[The problem]: The number needed is how many lines in these entries contain "Golgi"; give it alone.

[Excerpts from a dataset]
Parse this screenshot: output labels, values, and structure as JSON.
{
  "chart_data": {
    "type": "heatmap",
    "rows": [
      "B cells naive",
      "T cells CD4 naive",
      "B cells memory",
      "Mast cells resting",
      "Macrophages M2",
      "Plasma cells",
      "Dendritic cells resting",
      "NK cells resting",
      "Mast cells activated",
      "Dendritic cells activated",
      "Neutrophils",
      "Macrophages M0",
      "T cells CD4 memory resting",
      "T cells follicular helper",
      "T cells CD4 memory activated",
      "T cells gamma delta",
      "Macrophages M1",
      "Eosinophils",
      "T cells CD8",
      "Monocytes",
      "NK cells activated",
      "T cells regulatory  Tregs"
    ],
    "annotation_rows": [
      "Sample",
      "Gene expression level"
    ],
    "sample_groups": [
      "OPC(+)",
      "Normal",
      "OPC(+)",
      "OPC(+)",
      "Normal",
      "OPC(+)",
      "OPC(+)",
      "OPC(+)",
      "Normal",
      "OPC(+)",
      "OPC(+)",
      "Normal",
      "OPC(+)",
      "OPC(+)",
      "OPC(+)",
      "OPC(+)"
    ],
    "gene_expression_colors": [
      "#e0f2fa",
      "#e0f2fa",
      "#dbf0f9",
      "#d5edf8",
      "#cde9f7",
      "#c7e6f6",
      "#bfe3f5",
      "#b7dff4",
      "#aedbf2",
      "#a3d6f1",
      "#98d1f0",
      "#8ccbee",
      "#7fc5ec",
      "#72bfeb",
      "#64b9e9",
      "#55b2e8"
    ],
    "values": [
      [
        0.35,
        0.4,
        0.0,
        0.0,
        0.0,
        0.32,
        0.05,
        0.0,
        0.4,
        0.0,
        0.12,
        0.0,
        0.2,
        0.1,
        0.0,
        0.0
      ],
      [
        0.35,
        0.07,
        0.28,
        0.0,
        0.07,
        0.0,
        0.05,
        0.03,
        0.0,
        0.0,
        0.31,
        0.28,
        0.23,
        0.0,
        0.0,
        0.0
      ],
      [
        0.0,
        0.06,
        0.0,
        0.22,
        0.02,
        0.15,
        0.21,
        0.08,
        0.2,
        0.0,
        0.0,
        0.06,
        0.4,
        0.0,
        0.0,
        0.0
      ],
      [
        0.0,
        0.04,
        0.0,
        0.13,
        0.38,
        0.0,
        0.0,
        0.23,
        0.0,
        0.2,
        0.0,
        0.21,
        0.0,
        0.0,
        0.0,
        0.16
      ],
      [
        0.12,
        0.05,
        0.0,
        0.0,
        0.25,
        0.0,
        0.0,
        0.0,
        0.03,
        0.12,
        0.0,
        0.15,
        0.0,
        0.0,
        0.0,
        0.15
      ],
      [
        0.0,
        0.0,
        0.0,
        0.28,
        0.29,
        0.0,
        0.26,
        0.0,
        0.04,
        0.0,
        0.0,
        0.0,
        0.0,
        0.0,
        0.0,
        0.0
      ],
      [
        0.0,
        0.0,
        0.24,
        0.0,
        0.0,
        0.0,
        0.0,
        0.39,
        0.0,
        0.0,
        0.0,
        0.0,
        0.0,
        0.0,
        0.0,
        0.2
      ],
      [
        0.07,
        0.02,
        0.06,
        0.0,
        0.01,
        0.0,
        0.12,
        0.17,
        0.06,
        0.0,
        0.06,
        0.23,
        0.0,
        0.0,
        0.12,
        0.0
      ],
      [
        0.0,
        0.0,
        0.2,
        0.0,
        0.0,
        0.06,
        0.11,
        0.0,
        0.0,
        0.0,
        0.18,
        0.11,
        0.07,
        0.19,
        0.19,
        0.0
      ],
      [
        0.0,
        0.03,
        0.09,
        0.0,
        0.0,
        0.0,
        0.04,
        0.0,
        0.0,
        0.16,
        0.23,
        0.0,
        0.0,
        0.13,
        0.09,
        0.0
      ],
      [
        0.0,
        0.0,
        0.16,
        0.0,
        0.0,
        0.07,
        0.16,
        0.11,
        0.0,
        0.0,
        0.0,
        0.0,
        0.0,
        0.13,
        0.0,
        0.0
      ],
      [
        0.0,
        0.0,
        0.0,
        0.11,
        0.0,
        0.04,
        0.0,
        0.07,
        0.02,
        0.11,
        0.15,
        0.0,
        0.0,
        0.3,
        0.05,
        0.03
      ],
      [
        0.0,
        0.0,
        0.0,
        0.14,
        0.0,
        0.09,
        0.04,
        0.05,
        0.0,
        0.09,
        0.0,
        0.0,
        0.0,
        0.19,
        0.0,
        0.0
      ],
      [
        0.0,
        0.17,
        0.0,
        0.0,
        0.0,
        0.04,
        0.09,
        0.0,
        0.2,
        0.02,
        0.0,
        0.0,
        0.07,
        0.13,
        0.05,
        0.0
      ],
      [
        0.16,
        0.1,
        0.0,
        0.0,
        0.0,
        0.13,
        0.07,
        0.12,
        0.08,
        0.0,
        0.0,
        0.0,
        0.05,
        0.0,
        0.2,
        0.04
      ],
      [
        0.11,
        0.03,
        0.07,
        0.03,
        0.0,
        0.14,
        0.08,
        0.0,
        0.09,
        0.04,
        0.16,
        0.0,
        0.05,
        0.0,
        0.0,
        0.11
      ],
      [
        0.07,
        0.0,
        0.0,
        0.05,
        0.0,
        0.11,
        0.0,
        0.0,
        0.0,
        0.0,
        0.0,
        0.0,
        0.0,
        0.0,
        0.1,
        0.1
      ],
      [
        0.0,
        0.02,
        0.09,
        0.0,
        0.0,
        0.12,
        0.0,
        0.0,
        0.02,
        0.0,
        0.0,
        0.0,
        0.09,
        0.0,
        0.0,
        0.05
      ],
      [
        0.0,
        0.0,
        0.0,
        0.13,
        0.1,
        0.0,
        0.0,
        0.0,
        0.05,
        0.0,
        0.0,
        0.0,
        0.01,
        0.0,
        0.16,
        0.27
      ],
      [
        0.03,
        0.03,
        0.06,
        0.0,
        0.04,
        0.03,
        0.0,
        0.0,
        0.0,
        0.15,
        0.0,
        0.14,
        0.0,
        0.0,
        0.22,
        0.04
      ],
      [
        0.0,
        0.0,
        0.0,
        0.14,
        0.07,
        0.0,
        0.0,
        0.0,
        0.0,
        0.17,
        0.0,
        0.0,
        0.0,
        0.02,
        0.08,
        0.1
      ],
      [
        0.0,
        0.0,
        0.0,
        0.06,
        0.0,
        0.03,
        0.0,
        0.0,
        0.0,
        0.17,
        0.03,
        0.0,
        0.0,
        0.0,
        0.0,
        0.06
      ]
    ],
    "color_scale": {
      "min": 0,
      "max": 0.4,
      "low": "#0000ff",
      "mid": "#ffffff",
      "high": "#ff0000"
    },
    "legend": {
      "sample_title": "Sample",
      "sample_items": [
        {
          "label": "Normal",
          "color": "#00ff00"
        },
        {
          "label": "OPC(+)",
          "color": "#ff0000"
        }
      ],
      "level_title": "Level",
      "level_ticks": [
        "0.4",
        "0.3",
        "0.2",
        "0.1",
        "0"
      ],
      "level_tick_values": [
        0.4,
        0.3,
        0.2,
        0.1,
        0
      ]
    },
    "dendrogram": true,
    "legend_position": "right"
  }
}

...

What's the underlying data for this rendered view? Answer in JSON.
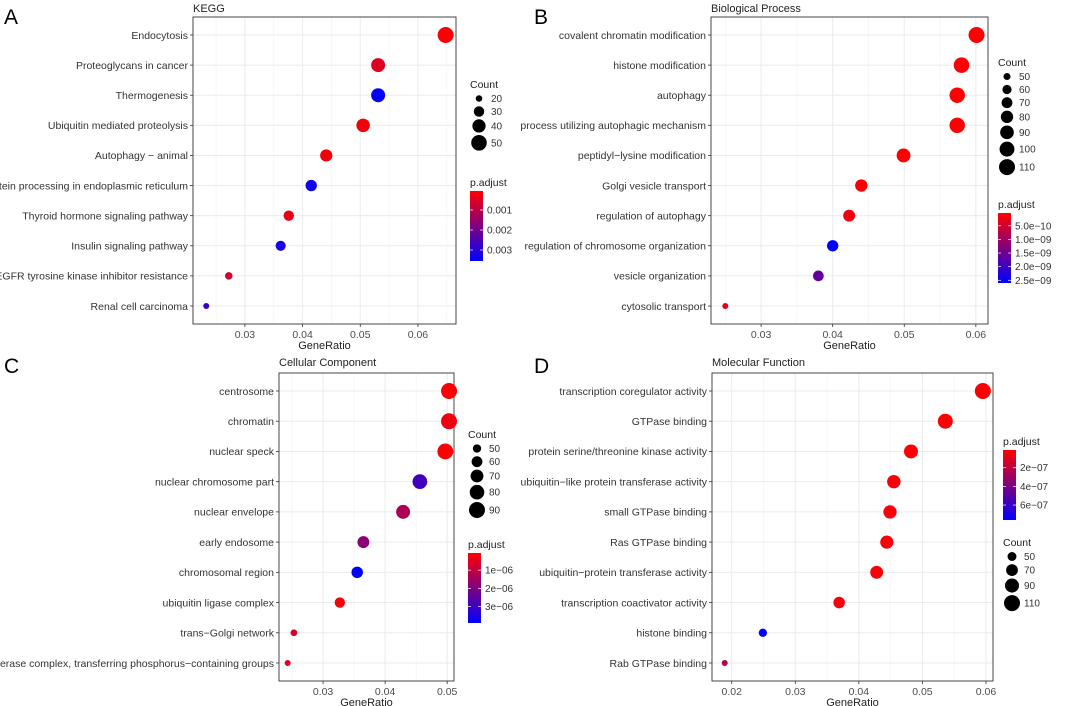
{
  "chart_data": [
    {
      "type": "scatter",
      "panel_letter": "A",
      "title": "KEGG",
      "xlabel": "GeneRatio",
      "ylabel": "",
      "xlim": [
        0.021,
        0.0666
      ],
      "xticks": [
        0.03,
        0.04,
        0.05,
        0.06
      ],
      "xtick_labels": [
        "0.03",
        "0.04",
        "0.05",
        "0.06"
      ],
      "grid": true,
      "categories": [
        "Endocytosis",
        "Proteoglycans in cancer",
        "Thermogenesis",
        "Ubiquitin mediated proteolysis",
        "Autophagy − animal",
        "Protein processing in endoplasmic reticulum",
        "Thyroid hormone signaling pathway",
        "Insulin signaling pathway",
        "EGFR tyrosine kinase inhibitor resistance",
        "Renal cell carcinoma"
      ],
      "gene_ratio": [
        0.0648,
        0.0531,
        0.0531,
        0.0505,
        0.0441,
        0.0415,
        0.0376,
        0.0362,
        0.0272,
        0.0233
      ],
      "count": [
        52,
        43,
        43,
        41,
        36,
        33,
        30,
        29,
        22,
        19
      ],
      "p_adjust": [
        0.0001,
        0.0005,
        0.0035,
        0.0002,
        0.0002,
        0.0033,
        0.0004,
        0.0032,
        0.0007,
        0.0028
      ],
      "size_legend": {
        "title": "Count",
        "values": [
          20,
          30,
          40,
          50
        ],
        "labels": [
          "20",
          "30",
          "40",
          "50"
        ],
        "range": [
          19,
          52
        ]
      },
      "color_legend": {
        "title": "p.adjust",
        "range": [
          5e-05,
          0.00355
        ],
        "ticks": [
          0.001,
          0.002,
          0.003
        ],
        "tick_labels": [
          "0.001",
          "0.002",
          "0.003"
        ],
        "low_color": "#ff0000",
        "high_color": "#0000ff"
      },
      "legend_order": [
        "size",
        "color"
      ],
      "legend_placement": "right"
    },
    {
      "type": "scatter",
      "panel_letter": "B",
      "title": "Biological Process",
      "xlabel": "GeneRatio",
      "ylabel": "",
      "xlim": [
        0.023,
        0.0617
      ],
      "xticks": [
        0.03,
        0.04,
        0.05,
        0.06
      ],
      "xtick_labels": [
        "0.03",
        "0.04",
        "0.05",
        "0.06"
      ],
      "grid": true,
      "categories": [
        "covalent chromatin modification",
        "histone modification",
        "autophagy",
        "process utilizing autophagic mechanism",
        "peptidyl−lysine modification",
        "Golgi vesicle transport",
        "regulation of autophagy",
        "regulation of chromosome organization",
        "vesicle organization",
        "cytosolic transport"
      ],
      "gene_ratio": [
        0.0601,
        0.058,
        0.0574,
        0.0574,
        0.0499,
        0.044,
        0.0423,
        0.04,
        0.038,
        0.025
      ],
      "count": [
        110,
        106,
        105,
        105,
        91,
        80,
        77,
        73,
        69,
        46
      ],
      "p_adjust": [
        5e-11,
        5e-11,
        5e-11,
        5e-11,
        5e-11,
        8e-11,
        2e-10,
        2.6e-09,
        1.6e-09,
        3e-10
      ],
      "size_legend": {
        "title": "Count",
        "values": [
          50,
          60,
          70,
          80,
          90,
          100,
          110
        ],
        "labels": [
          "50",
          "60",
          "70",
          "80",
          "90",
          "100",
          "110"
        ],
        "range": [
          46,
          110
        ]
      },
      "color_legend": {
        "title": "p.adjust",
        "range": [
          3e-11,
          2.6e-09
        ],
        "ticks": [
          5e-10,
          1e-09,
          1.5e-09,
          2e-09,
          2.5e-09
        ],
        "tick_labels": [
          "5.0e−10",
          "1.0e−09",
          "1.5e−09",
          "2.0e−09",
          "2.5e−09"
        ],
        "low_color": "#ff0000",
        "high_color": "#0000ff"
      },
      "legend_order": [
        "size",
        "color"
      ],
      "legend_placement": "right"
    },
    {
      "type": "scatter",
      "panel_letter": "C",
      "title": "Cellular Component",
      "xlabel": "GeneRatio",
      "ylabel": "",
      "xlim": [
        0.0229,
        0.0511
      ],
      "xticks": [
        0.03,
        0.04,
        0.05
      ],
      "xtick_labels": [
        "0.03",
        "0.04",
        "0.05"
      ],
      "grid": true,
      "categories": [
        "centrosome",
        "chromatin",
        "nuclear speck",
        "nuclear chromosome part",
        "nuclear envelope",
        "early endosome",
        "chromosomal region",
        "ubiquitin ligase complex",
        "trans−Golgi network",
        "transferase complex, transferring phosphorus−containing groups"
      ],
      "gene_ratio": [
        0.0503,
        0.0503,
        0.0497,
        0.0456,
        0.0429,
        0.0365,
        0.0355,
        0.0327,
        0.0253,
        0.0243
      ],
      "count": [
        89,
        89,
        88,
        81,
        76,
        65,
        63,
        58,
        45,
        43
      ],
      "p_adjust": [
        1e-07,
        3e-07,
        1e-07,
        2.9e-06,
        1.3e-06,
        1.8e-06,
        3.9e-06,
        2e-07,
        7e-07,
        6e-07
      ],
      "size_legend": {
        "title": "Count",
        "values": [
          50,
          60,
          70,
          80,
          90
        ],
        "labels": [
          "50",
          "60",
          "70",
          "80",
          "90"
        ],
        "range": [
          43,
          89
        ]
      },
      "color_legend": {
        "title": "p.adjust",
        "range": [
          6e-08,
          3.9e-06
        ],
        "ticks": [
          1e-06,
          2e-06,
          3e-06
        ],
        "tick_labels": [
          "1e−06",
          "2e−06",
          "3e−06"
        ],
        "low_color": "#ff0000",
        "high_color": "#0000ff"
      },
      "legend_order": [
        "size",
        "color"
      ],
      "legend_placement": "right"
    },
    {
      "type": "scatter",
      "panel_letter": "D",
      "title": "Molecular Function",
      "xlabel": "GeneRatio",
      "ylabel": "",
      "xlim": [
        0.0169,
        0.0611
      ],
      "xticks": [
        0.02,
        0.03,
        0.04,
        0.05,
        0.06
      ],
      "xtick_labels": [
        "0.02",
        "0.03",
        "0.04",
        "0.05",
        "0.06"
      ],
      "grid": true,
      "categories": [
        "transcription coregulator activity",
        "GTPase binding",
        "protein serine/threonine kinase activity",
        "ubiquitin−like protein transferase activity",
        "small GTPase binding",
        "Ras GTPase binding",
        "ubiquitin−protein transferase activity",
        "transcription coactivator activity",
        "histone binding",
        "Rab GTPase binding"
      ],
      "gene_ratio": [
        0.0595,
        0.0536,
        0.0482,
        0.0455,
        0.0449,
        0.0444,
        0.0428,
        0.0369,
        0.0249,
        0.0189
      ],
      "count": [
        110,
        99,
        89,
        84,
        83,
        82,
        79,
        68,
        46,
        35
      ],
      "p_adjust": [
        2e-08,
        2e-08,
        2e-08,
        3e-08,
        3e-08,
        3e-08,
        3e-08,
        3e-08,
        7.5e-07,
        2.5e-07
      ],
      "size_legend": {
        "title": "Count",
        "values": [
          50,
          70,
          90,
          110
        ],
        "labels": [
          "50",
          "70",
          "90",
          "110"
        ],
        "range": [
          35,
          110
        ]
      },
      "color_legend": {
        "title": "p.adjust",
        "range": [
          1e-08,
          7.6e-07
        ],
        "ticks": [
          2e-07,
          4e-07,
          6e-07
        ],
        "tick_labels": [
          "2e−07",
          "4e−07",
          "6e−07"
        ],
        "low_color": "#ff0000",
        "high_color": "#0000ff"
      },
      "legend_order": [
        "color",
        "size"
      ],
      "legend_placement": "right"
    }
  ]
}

[Your solution]: 2